## What you have to do
Please output the records below in full, exactly as given, but without the images.

----------------

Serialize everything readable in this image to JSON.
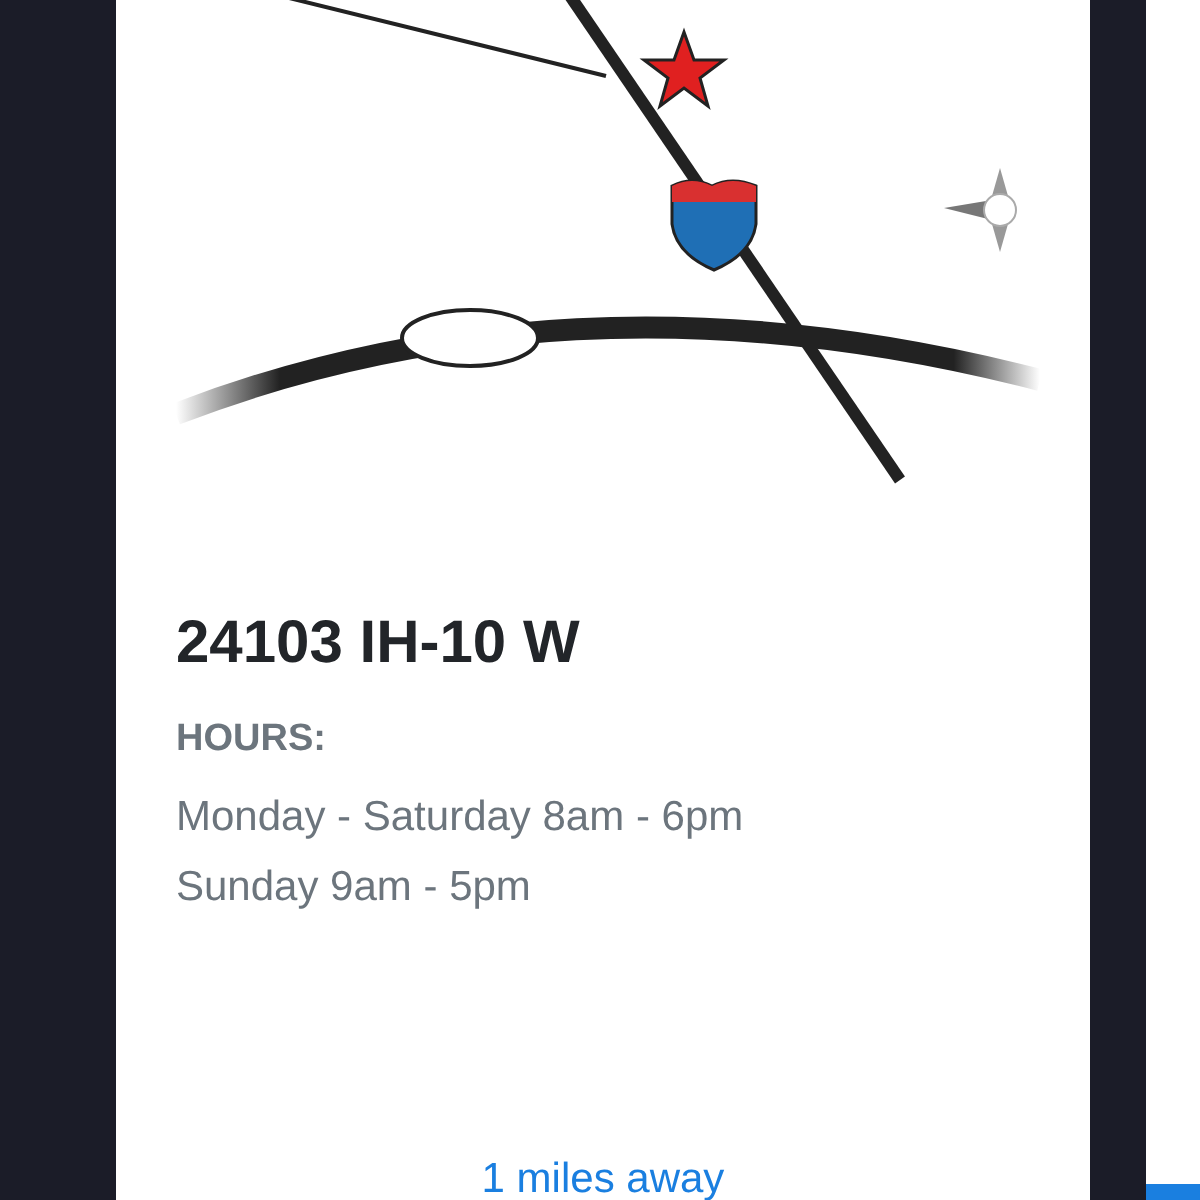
{
  "location_card": {
    "address": "24103 IH-10 W",
    "hours_label": "HOURS:",
    "hours": [
      "Monday - Saturday 8am - 6pm",
      "Sunday 9am - 5pm"
    ],
    "distance_link": "1 miles away"
  }
}
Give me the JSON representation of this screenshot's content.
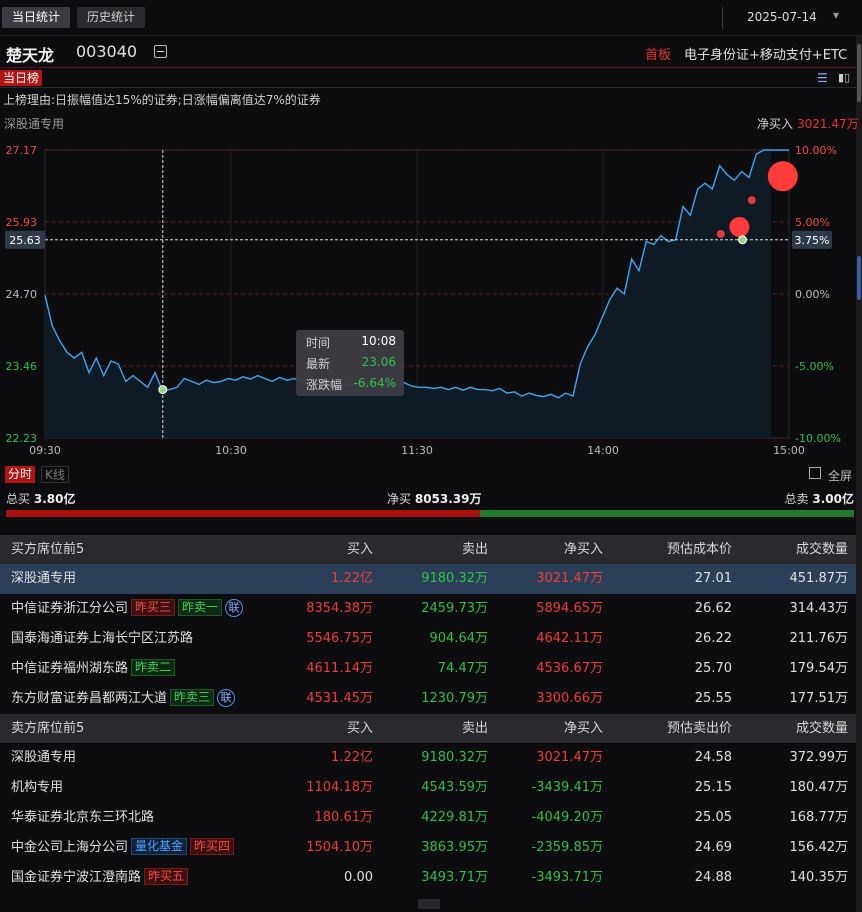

----------------

## Correct output
Serialize everything readable in this image to JSON.
{
  "location_card": {
    "address": "24103 IH-10 W",
    "hours_label": "HOURS:",
    "hours": [
      "Monday - Saturday 8am - 6pm",
      "Sunday 9am - 5pm"
    ],
    "distance_link": "1 miles away"
  }
}
Give me the JSON representation of this screenshot's content.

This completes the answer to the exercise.